## Requirements:
Report the count of lines below in which the string "Case" occurs; include nothing else.

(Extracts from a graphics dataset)
━━━

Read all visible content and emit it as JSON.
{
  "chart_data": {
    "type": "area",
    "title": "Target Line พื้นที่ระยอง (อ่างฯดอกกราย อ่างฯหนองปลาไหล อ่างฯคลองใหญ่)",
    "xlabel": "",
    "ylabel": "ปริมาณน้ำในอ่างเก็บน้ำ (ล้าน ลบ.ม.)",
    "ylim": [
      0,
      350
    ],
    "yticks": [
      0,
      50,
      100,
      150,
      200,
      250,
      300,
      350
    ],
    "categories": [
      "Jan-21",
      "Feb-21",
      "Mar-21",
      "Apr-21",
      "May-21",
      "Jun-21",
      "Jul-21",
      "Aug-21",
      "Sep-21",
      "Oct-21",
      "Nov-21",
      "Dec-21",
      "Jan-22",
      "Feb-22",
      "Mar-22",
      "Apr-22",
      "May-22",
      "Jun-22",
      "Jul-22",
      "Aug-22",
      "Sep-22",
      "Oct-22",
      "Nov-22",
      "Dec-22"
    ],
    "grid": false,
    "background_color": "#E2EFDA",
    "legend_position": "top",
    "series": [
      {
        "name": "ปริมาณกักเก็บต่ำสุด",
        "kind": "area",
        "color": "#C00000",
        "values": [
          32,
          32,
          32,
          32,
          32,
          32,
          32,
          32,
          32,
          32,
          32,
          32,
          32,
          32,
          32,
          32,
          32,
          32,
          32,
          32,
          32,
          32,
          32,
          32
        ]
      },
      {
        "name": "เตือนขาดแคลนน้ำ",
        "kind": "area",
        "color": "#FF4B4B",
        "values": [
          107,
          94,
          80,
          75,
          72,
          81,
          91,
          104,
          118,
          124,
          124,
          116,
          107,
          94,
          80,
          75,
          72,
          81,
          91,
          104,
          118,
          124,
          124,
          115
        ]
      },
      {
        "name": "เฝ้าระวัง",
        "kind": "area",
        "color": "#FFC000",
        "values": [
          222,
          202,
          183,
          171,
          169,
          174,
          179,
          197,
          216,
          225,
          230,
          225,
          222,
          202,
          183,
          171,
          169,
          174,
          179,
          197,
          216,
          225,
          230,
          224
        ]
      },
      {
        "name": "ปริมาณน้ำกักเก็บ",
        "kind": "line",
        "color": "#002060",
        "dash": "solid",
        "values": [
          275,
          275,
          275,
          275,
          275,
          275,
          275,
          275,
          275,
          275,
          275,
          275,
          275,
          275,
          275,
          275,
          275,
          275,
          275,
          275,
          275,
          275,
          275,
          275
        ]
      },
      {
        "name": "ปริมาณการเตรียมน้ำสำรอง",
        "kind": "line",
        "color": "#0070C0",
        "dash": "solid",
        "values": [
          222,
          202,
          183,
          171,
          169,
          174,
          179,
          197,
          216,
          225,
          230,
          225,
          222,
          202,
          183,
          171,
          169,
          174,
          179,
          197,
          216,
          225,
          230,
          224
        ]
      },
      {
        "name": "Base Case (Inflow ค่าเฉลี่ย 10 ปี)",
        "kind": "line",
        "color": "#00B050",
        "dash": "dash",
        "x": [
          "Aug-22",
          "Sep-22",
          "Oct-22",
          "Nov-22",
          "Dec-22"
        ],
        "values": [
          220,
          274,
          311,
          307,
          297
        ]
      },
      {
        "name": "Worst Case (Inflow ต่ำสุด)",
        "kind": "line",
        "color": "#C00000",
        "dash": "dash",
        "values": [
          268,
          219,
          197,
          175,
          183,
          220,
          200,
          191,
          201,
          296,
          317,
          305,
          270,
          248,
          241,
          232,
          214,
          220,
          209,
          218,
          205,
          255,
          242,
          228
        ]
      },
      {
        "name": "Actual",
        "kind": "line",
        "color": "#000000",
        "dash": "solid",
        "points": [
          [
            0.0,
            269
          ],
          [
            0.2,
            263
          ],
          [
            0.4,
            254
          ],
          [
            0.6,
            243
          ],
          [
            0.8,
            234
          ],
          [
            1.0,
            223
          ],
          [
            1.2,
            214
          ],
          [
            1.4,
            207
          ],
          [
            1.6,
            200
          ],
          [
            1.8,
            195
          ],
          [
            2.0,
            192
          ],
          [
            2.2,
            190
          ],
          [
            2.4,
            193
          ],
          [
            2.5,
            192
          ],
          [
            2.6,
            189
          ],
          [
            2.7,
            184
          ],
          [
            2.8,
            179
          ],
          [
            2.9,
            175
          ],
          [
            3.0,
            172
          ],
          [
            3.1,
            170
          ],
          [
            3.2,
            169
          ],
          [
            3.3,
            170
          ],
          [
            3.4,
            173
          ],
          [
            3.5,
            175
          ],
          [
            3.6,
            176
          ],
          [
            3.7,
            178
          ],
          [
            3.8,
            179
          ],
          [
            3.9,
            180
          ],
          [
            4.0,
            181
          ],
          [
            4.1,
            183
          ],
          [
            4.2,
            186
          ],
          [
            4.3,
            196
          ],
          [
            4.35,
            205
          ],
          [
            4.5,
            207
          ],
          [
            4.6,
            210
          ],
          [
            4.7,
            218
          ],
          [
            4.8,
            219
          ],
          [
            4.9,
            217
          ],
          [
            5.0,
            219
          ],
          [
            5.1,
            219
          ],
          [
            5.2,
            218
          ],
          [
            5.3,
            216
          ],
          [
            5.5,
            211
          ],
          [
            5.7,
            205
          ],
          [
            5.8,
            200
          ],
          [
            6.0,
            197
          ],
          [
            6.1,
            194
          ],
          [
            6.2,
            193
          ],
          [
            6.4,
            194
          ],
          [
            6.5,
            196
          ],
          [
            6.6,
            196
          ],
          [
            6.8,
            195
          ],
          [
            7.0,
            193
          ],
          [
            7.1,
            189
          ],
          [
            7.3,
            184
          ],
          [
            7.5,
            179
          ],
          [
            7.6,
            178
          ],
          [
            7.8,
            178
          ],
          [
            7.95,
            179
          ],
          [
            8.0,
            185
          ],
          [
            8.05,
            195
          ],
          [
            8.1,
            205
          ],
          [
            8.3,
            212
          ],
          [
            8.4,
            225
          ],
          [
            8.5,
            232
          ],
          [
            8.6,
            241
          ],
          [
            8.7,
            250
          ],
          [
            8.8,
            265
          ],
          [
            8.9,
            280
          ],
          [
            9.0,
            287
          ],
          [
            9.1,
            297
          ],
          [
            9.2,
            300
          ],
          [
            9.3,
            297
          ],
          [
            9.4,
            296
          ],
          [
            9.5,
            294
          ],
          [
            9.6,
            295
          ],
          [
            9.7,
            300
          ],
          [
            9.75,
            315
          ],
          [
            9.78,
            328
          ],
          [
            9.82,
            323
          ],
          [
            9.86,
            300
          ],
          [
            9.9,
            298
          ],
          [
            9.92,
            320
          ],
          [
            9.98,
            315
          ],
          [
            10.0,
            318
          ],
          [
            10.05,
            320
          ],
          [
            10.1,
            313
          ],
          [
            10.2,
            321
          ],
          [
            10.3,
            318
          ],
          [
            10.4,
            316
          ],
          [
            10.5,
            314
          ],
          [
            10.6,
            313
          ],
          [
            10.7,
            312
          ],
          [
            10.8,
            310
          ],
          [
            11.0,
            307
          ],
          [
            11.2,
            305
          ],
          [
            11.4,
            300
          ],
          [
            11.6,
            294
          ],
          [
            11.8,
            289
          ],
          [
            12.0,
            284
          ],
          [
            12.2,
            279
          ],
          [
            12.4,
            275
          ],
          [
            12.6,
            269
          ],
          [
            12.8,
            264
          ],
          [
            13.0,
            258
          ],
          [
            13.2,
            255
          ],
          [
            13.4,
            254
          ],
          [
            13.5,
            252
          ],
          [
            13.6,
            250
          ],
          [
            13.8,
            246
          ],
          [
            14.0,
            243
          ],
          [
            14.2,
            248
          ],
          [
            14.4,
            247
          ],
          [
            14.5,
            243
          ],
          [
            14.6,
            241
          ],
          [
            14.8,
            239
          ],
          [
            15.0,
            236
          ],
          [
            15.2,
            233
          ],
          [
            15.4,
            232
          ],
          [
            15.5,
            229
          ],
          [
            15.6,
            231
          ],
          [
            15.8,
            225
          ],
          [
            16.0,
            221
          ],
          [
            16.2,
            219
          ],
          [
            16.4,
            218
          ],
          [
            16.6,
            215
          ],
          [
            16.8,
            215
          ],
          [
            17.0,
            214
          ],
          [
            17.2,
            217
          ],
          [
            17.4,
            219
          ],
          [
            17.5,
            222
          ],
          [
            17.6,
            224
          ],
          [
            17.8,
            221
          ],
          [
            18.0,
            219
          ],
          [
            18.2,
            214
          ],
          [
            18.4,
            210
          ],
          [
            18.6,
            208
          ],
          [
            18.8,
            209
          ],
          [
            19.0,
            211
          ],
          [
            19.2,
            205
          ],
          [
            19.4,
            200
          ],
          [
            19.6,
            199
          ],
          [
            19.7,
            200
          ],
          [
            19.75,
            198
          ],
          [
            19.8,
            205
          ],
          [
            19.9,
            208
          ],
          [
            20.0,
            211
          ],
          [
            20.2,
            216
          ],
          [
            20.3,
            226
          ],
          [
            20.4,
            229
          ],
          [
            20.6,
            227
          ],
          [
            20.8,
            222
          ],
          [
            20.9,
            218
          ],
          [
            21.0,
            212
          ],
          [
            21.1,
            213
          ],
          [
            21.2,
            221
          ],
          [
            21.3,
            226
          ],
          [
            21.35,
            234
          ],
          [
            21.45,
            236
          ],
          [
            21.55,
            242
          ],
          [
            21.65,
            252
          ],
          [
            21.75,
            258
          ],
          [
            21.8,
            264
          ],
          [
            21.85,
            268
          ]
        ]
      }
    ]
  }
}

━━━

## Solution to the exercise:
2